── Working data ──

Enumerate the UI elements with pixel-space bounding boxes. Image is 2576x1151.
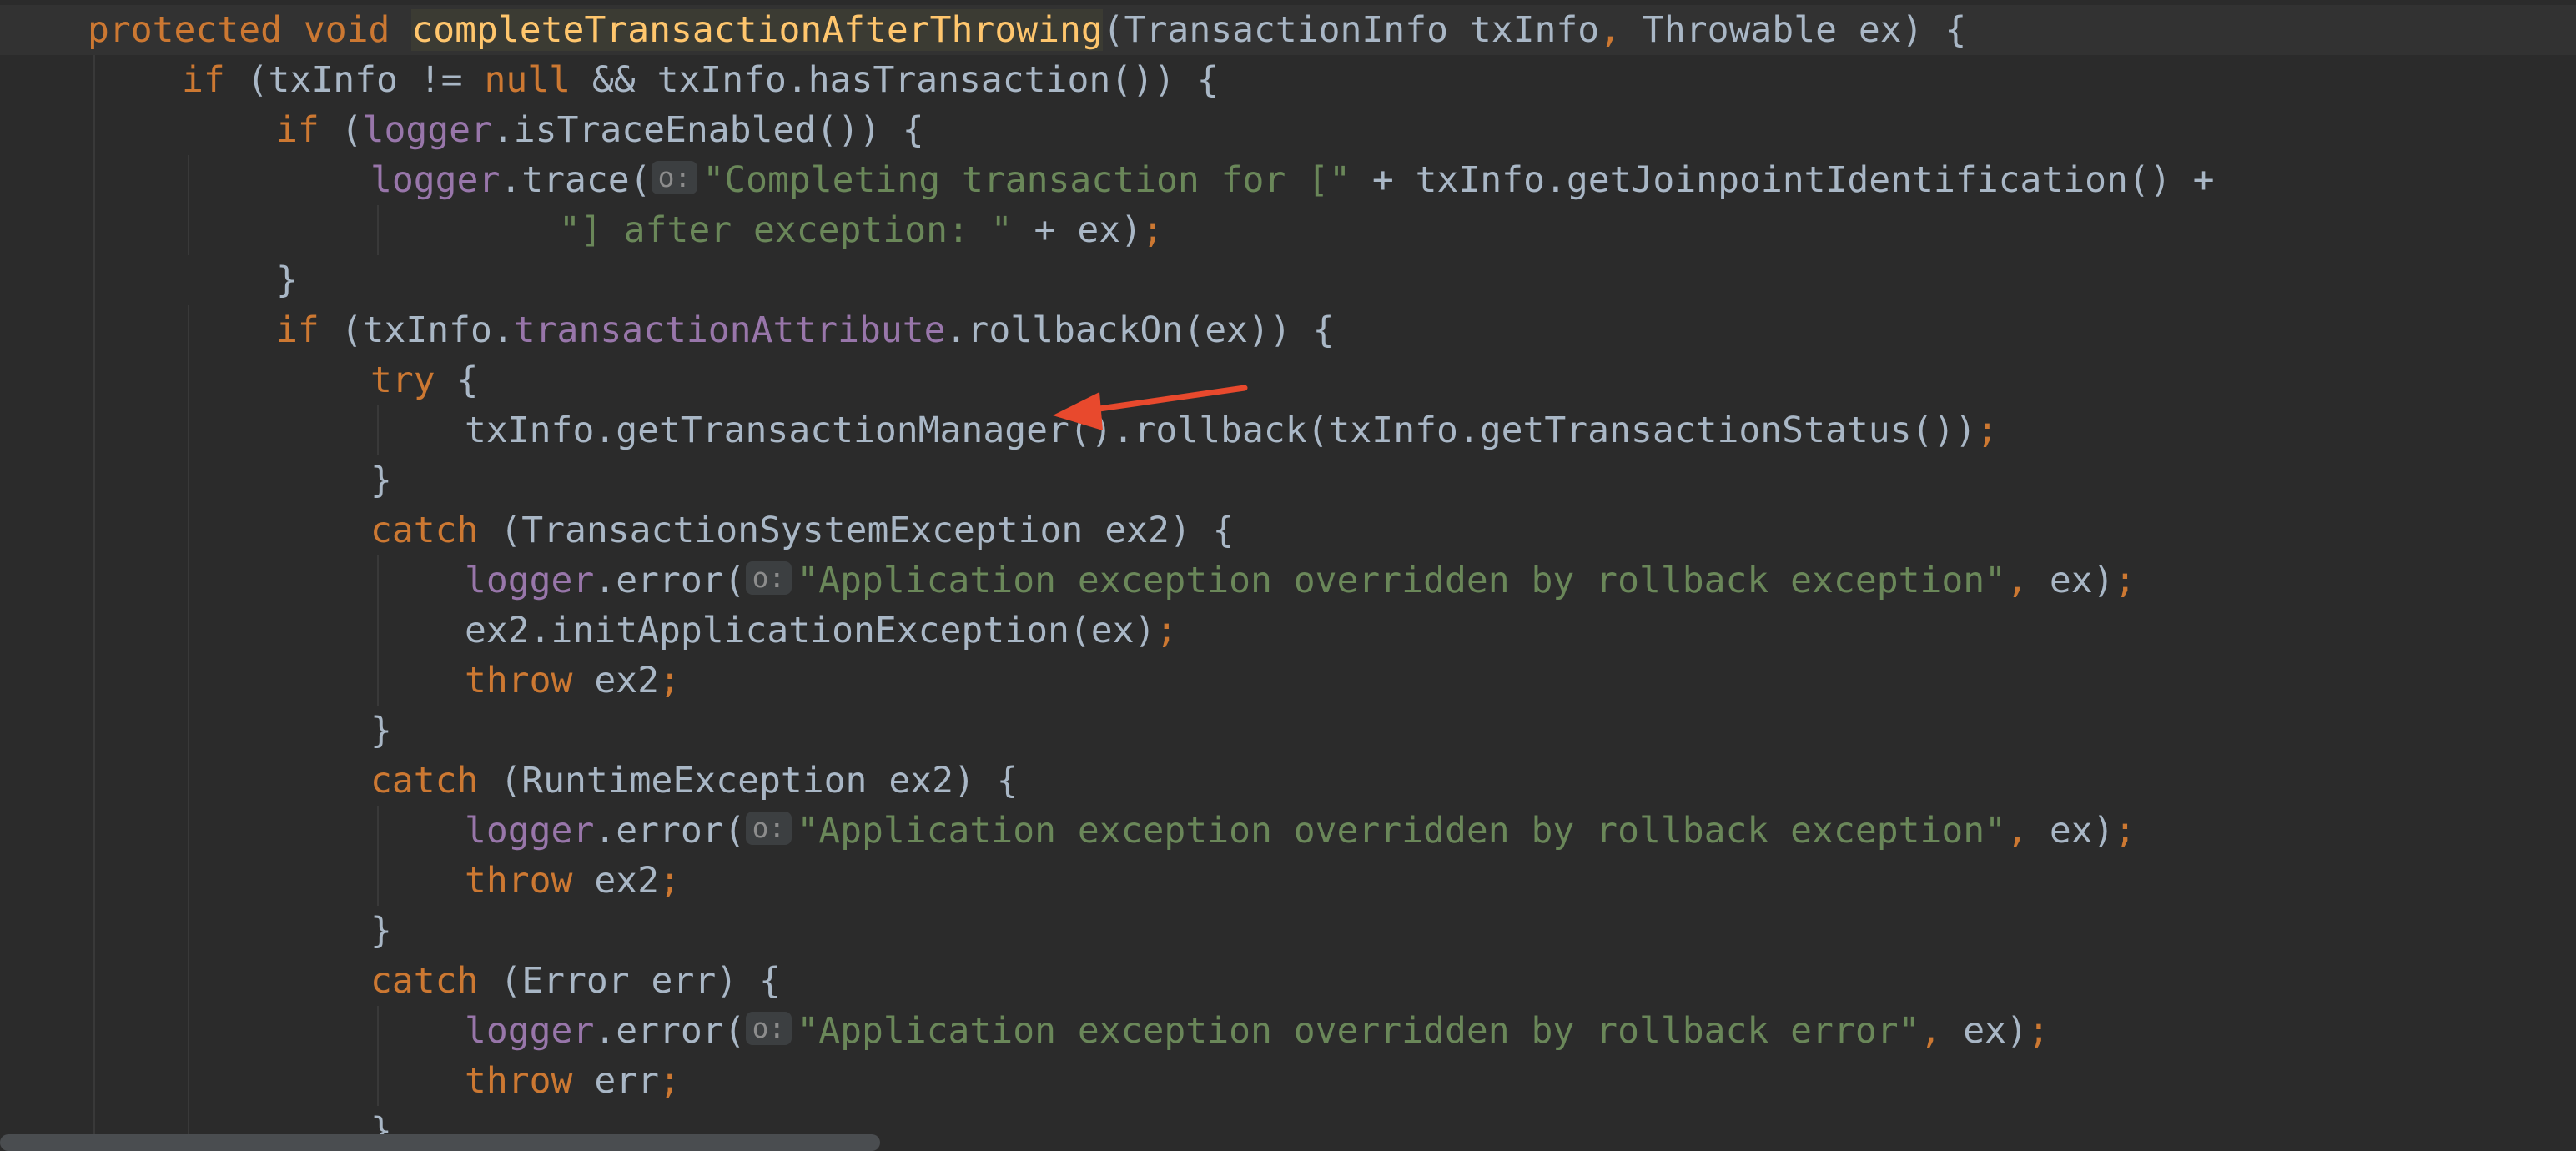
code-token: .isTraceEnabled()) { bbox=[491, 109, 924, 151]
code-token: null bbox=[484, 59, 571, 101]
code-line[interactable]: throw err; bbox=[0, 1056, 681, 1106]
code-token: "] after exception: " bbox=[559, 209, 1013, 251]
code-token: if bbox=[182, 59, 225, 101]
code-token: "Application exception overridden by rol… bbox=[797, 1010, 1920, 1052]
parameter-hint: o: bbox=[745, 1012, 792, 1045]
code-line[interactable]: catch (Error err) { bbox=[0, 956, 781, 1006]
code-token: .error( bbox=[594, 1010, 746, 1052]
code-token: , bbox=[1599, 9, 1622, 51]
code-line[interactable]: logger.error(o: "Application exception ov… bbox=[0, 1006, 2050, 1056]
code-line[interactable]: logger.error(o: "Application exception ov… bbox=[0, 555, 2136, 606]
code-token: { bbox=[435, 359, 479, 401]
code-token: .error( bbox=[594, 810, 746, 852]
code-line[interactable]: } bbox=[0, 455, 392, 505]
code-line[interactable]: throw ex2; bbox=[0, 656, 681, 706]
code-token: void bbox=[303, 9, 390, 51]
code-token: ex) bbox=[2027, 810, 2115, 852]
code-line[interactable]: if (logger.isTraceEnabled()) { bbox=[0, 105, 924, 155]
code-token: + txInfo.getJoinpointIdentification() + bbox=[1350, 159, 2215, 201]
code-token: catch bbox=[370, 960, 479, 1002]
code-token: , bbox=[1919, 1010, 1942, 1052]
code-token: if bbox=[276, 109, 319, 151]
code-token: (TransactionSystemException ex2) { bbox=[478, 510, 1235, 551]
code-token: , bbox=[2006, 810, 2028, 852]
code-token: } bbox=[370, 460, 392, 501]
code-token: } bbox=[370, 710, 392, 751]
parameter-hint: o: bbox=[651, 161, 698, 194]
code-token: catch bbox=[370, 510, 479, 551]
code-token: ; bbox=[659, 1060, 681, 1102]
code-token: transactionAttribute bbox=[513, 309, 946, 351]
code-line[interactable]: throw ex2; bbox=[0, 856, 681, 906]
code-token: (Error err) { bbox=[478, 960, 781, 1002]
code-token: (TransactionInfo txInfo bbox=[1102, 9, 1600, 51]
code-token: } bbox=[276, 259, 298, 301]
code-line[interactable]: catch (TransactionSystemException ex2) { bbox=[0, 505, 1235, 555]
code-token: , bbox=[2006, 560, 2028, 601]
code-token: catch bbox=[370, 760, 479, 802]
code-token: logger bbox=[465, 810, 595, 852]
code-line[interactable]: catch (RuntimeException ex2) { bbox=[0, 756, 1019, 806]
code-editor[interactable]: protected void completeTransactionAfterT… bbox=[0, 0, 2576, 1151]
code-token: (txInfo. bbox=[319, 309, 514, 351]
code-token: logger bbox=[370, 159, 501, 201]
code-token: ; bbox=[659, 660, 681, 701]
code-token: ex2 bbox=[572, 660, 660, 701]
code-token: logger bbox=[465, 560, 595, 601]
code-token: ; bbox=[2114, 560, 2136, 601]
parameter-hint: o: bbox=[745, 812, 792, 845]
code-token: ex) bbox=[2027, 560, 2115, 601]
code-token: throw bbox=[465, 860, 573, 902]
code-token: throw bbox=[465, 660, 573, 701]
code-token: (RuntimeException ex2) { bbox=[478, 760, 1019, 802]
code-token: if bbox=[276, 309, 319, 351]
code-line[interactable]: txInfo.getTransactionManager().rollback(… bbox=[0, 405, 1998, 455]
code-token: ex2.initApplicationException(ex) bbox=[465, 610, 1156, 651]
code-token: txInfo.getTransactionManager().rollback(… bbox=[465, 410, 1977, 451]
code-token: try bbox=[370, 359, 435, 401]
code-token: .error( bbox=[594, 560, 746, 601]
code-line[interactable]: "] after exception: " + ex); bbox=[0, 205, 1164, 255]
code-token: "Application exception overridden by rol… bbox=[797, 810, 2007, 852]
code-token: + ex) bbox=[1012, 209, 1142, 251]
code-line[interactable]: if (txInfo.transactionAttribute.rollback… bbox=[0, 305, 1335, 355]
code-token: Throwable ex) { bbox=[1621, 9, 1967, 51]
code-line[interactable]: } bbox=[0, 706, 392, 756]
code-token: "Completing transaction for [" bbox=[702, 159, 1351, 201]
code-line[interactable]: protected void completeTransactionAfterT… bbox=[0, 5, 2576, 55]
code-line[interactable]: if (txInfo != null && txInfo.hasTransact… bbox=[0, 55, 1219, 105]
code-token: .rollbackOn(ex)) { bbox=[945, 309, 1335, 351]
code-token: throw bbox=[465, 1060, 573, 1102]
code-line[interactable]: } bbox=[0, 255, 298, 305]
code-token: ; bbox=[659, 860, 681, 902]
code-token: ex) bbox=[1941, 1010, 2028, 1052]
code-line[interactable]: logger.trace(o: "Completing transaction f… bbox=[0, 155, 2215, 205]
code-token: ( bbox=[319, 109, 363, 151]
code-token: ; bbox=[2114, 810, 2136, 852]
code-token: } bbox=[370, 910, 392, 952]
code-line[interactable]: logger.error(o: "Application exception ov… bbox=[0, 806, 2136, 856]
code-token: ; bbox=[1155, 610, 1178, 651]
code-token: protected bbox=[88, 9, 282, 51]
code-line[interactable]: try { bbox=[0, 355, 478, 405]
code-token: ; bbox=[1142, 209, 1164, 251]
code-token: (txInfo != bbox=[224, 59, 485, 101]
code-token: ex2 bbox=[572, 860, 660, 902]
code-token: completeTransactionAfterThrowing bbox=[411, 9, 1103, 51]
code-token: ; bbox=[1976, 410, 1999, 451]
code-token: "Application exception overridden by rol… bbox=[797, 560, 2007, 601]
code-line[interactable]: } bbox=[0, 906, 392, 956]
parameter-hint: o: bbox=[745, 561, 792, 595]
code-token: logger bbox=[362, 109, 492, 151]
code-token: ; bbox=[2027, 1010, 2050, 1052]
horizontal-scrollbar[interactable] bbox=[0, 1134, 880, 1151]
code-token: err bbox=[572, 1060, 660, 1102]
code-token: && txInfo.hasTransaction()) { bbox=[571, 59, 1219, 101]
code-token: logger bbox=[465, 1010, 595, 1052]
code-token: .trace( bbox=[500, 159, 652, 201]
code-line[interactable]: ex2.initApplicationException(ex); bbox=[0, 606, 1177, 656]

───

§ Exercise brief
Return every line of the records above verbatim, leaving out the pictures.

§ Solution for this problem
Enumerate the UI elements with pixel-space bounding boxes. Image is 2576x1151.
code-token: .isTraceEnabled()) { bbox=[491, 109, 924, 151]
code-token: null bbox=[484, 59, 571, 101]
code-line[interactable]: throw err; bbox=[0, 1056, 681, 1106]
code-token: "] after exception: " bbox=[559, 209, 1013, 251]
code-token: if bbox=[182, 59, 225, 101]
code-token: "Application exception overridden by rol… bbox=[797, 1010, 1920, 1052]
parameter-hint: o: bbox=[745, 1012, 792, 1045]
code-line[interactable]: catch (Error err) { bbox=[0, 956, 781, 1006]
code-token: .error( bbox=[594, 1010, 746, 1052]
code-token: , bbox=[1599, 9, 1622, 51]
code-line[interactable]: logger.error(o: "Application exception ov… bbox=[0, 1006, 2050, 1056]
code-line[interactable]: logger.error(o: "Application exception ov… bbox=[0, 555, 2136, 606]
code-token: { bbox=[435, 359, 479, 401]
code-token: .error( bbox=[594, 810, 746, 852]
code-line[interactable]: } bbox=[0, 455, 392, 505]
code-line[interactable]: throw ex2; bbox=[0, 656, 681, 706]
code-token: void bbox=[303, 9, 390, 51]
code-token: ex) bbox=[2027, 810, 2115, 852]
code-line[interactable]: if (logger.isTraceEnabled()) { bbox=[0, 105, 924, 155]
code-token: + txInfo.getJoinpointIdentification() + bbox=[1350, 159, 2215, 201]
code-token: catch bbox=[370, 960, 479, 1002]
code-token: , bbox=[1919, 1010, 1942, 1052]
code-token: if bbox=[276, 109, 319, 151]
code-token: (TransactionSystemException ex2) { bbox=[478, 510, 1235, 551]
code-token: , bbox=[2006, 810, 2028, 852]
code-token: } bbox=[370, 460, 392, 501]
code-token: } bbox=[370, 710, 392, 751]
parameter-hint: o: bbox=[651, 161, 698, 194]
code-token: catch bbox=[370, 510, 479, 551]
code-token: ; bbox=[659, 1060, 681, 1102]
code-token: transactionAttribute bbox=[513, 309, 946, 351]
code-line[interactable]: throw ex2; bbox=[0, 856, 681, 906]
code-token: (Error err) { bbox=[478, 960, 781, 1002]
code-token: (TransactionInfo txInfo bbox=[1102, 9, 1600, 51]
code-token: } bbox=[276, 259, 298, 301]
code-line[interactable]: catch (TransactionSystemException ex2) { bbox=[0, 505, 1235, 555]
code-token: , bbox=[2006, 560, 2028, 601]
code-token: catch bbox=[370, 760, 479, 802]
code-token: logger bbox=[465, 810, 595, 852]
code-line[interactable]: catch (RuntimeException ex2) { bbox=[0, 756, 1019, 806]
code-editor[interactable]: protected void completeTransactionAfterT… bbox=[0, 0, 2576, 1151]
code-token: (txInfo. bbox=[319, 309, 514, 351]
code-token: logger bbox=[370, 159, 501, 201]
code-token: ; bbox=[659, 660, 681, 701]
code-token: ex2 bbox=[572, 660, 660, 701]
code-token: logger bbox=[465, 560, 595, 601]
code-token: ; bbox=[2114, 560, 2136, 601]
parameter-hint: o: bbox=[745, 812, 792, 845]
code-token: ex) bbox=[2027, 560, 2115, 601]
code-token: throw bbox=[465, 860, 573, 902]
code-token: throw bbox=[465, 660, 573, 701]
code-token: (RuntimeException ex2) { bbox=[478, 760, 1019, 802]
code-token: if bbox=[276, 309, 319, 351]
code-line[interactable]: txInfo.getTransactionManager().rollback(… bbox=[0, 405, 1998, 455]
code-token: ex2.initApplicationException(ex) bbox=[465, 610, 1156, 651]
code-token: txInfo.getTransactionManager().rollback(… bbox=[465, 410, 1977, 451]
code-token: try bbox=[370, 359, 435, 401]
code-token: .error( bbox=[594, 560, 746, 601]
code-line[interactable]: "] after exception: " + ex); bbox=[0, 205, 1164, 255]
code-token: "Application exception overridden by rol… bbox=[797, 810, 2007, 852]
code-token: + ex) bbox=[1012, 209, 1142, 251]
code-line[interactable]: if (txInfo.transactionAttribute.rollback… bbox=[0, 305, 1335, 355]
code-token: Throwable ex) { bbox=[1621, 9, 1967, 51]
code-line[interactable]: } bbox=[0, 706, 392, 756]
code-token: "Completing transaction for [" bbox=[702, 159, 1351, 201]
code-line[interactable]: protected void completeTransactionAfterT… bbox=[0, 5, 2576, 55]
code-line[interactable]: if (txInfo != null && txInfo.hasTransact… bbox=[0, 55, 1219, 105]
code-token: .rollbackOn(ex)) { bbox=[945, 309, 1335, 351]
code-token: throw bbox=[465, 1060, 573, 1102]
code-line[interactable]: } bbox=[0, 255, 298, 305]
code-token: ; bbox=[659, 860, 681, 902]
code-token: ex) bbox=[1941, 1010, 2028, 1052]
code-line[interactable]: logger.trace(o: "Completing transaction f… bbox=[0, 155, 2215, 205]
code-token: ( bbox=[319, 109, 363, 151]
code-token: ; bbox=[2114, 810, 2136, 852]
code-token: } bbox=[370, 910, 392, 952]
code-line[interactable]: logger.error(o: "Application exception ov… bbox=[0, 806, 2136, 856]
code-token: ; bbox=[1155, 610, 1178, 651]
code-token: protected bbox=[88, 9, 282, 51]
code-line[interactable]: try { bbox=[0, 355, 478, 405]
code-token: ; bbox=[1142, 209, 1164, 251]
code-token: (txInfo != bbox=[224, 59, 485, 101]
code-token: ex2 bbox=[572, 860, 660, 902]
code-token: completeTransactionAfterThrowing bbox=[411, 9, 1103, 51]
code-token: ; bbox=[1976, 410, 1999, 451]
code-token: "Application exception overridden by rol… bbox=[797, 560, 2007, 601]
code-line[interactable]: } bbox=[0, 906, 392, 956]
parameter-hint: o: bbox=[745, 561, 792, 595]
code-token: logger bbox=[362, 109, 492, 151]
code-token: ; bbox=[2027, 1010, 2050, 1052]
horizontal-scrollbar[interactable] bbox=[0, 1134, 880, 1151]
code-token: err bbox=[572, 1060, 660, 1102]
code-token: && txInfo.hasTransaction()) { bbox=[571, 59, 1219, 101]
code-token: logger bbox=[465, 1010, 595, 1052]
code-token: .trace( bbox=[500, 159, 652, 201]
code-line[interactable]: ex2.initApplicationException(ex); bbox=[0, 606, 1177, 656]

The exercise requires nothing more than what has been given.